Don't copy the pictures; return every other part of the records exactly.

(Data entries)
=====

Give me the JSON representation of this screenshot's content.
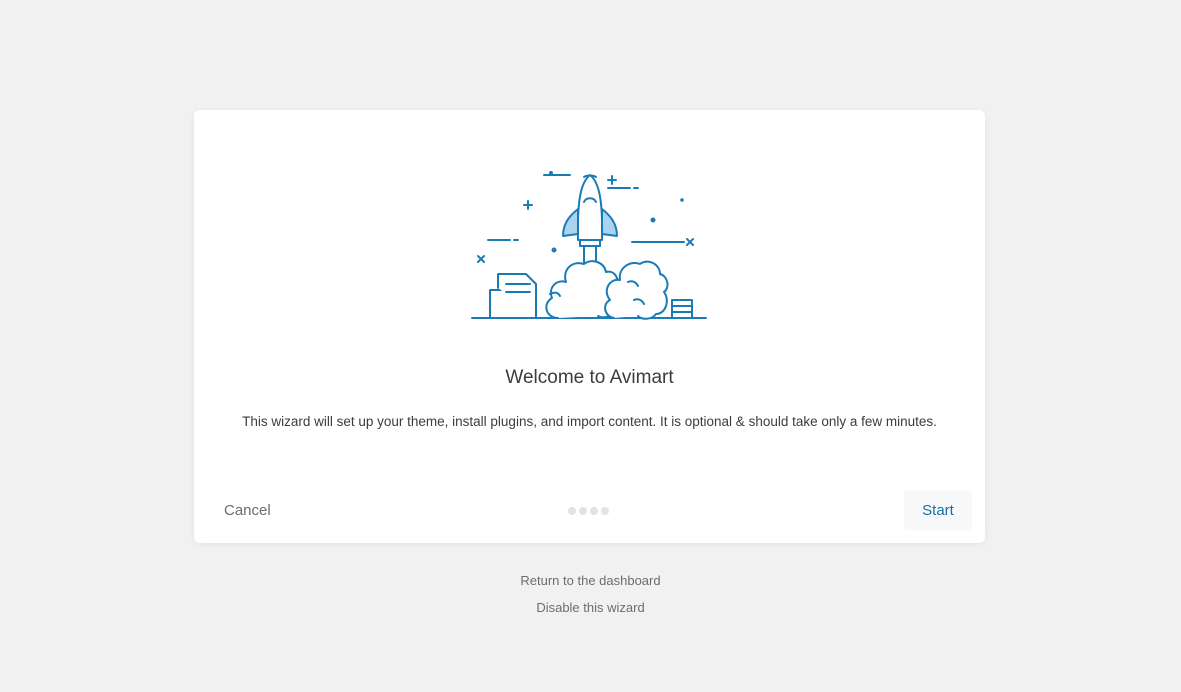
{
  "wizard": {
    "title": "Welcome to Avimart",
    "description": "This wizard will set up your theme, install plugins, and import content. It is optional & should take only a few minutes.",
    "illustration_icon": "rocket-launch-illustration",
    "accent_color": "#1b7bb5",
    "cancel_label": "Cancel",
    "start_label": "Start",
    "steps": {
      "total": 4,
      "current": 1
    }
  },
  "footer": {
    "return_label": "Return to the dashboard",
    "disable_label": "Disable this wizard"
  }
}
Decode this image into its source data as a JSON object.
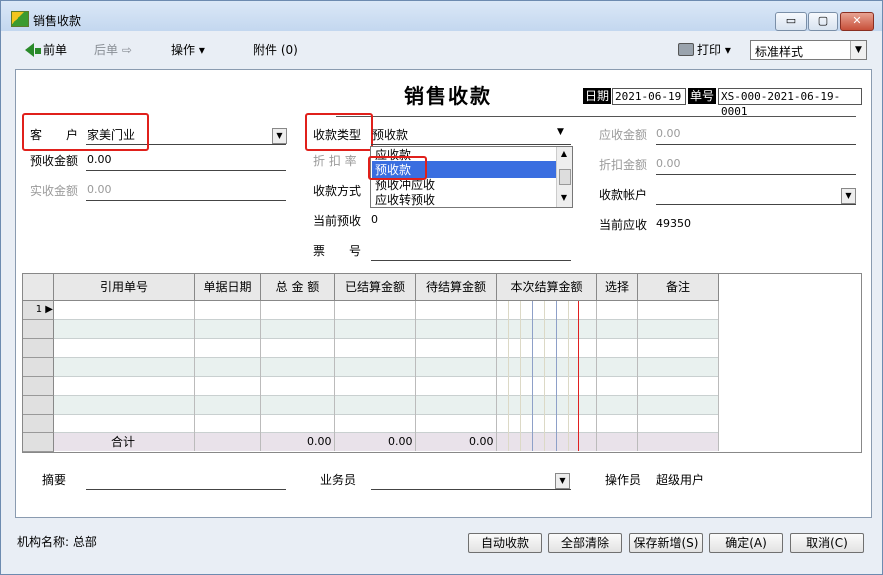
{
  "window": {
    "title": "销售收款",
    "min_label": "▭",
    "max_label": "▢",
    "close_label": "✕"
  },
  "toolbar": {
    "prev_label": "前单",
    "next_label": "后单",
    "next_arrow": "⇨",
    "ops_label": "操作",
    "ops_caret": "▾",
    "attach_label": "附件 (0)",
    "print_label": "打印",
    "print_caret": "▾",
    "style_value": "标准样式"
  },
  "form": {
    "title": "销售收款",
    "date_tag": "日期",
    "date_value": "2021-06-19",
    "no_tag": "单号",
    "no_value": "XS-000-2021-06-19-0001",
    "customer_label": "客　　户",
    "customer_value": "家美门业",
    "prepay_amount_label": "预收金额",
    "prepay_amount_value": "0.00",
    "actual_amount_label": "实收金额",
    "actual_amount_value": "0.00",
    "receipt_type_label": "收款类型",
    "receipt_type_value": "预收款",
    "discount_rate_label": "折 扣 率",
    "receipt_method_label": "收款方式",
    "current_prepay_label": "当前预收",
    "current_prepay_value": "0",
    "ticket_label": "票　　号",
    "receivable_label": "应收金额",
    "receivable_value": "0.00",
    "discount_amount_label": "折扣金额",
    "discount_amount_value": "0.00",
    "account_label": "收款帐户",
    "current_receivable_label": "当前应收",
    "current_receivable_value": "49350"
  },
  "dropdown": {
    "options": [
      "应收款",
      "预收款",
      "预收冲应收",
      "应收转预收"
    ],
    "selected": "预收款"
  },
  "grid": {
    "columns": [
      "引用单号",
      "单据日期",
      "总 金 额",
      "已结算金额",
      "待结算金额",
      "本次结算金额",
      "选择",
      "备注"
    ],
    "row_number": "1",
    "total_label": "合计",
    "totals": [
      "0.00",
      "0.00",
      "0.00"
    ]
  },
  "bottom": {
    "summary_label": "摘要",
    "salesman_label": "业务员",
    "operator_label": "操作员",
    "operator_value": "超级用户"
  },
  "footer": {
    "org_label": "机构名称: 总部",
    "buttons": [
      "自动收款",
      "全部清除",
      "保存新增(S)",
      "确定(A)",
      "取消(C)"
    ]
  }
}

=====

The answer -
Give me the JSON representation of this screenshot's content.
{
  "wizard": {
    "title": "Welcome to Avimart",
    "description": "This wizard will set up your theme, install plugins, and import content. It is optional & should take only a few minutes.",
    "illustration_icon": "rocket-launch-illustration",
    "accent_color": "#1b7bb5",
    "cancel_label": "Cancel",
    "start_label": "Start",
    "steps": {
      "total": 4,
      "current": 1
    }
  },
  "footer": {
    "return_label": "Return to the dashboard",
    "disable_label": "Disable this wizard"
  }
}
Decode this image into its source data as a JSON object.
{
  "window": {
    "title": "销售收款",
    "min_label": "▭",
    "max_label": "▢",
    "close_label": "✕"
  },
  "toolbar": {
    "prev_label": "前单",
    "next_label": "后单",
    "next_arrow": "⇨",
    "ops_label": "操作",
    "ops_caret": "▾",
    "attach_label": "附件 (0)",
    "print_label": "打印",
    "print_caret": "▾",
    "style_value": "标准样式"
  },
  "form": {
    "title": "销售收款",
    "date_tag": "日期",
    "date_value": "2021-06-19",
    "no_tag": "单号",
    "no_value": "XS-000-2021-06-19-0001",
    "customer_label": "客　　户",
    "customer_value": "家美门业",
    "prepay_amount_label": "预收金额",
    "prepay_amount_value": "0.00",
    "actual_amount_label": "实收金额",
    "actual_amount_value": "0.00",
    "receipt_type_label": "收款类型",
    "receipt_type_value": "预收款",
    "discount_rate_label": "折 扣 率",
    "receipt_method_label": "收款方式",
    "current_prepay_label": "当前预收",
    "current_prepay_value": "0",
    "ticket_label": "票　　号",
    "receivable_label": "应收金额",
    "receivable_value": "0.00",
    "discount_amount_label": "折扣金额",
    "discount_amount_value": "0.00",
    "account_label": "收款帐户",
    "current_receivable_label": "当前应收",
    "current_receivable_value": "49350"
  },
  "dropdown": {
    "options": [
      "应收款",
      "预收款",
      "预收冲应收",
      "应收转预收"
    ],
    "selected": "预收款"
  },
  "grid": {
    "columns": [
      "引用单号",
      "单据日期",
      "总 金 额",
      "已结算金额",
      "待结算金额",
      "本次结算金额",
      "选择",
      "备注"
    ],
    "row_number": "1",
    "total_label": "合计",
    "totals": [
      "0.00",
      "0.00",
      "0.00"
    ]
  },
  "bottom": {
    "summary_label": "摘要",
    "salesman_label": "业务员",
    "operator_label": "操作员",
    "operator_value": "超级用户"
  },
  "footer": {
    "org_label": "机构名称: 总部",
    "buttons": [
      "自动收款",
      "全部清除",
      "保存新增(S)",
      "确定(A)",
      "取消(C)"
    ]
  }
}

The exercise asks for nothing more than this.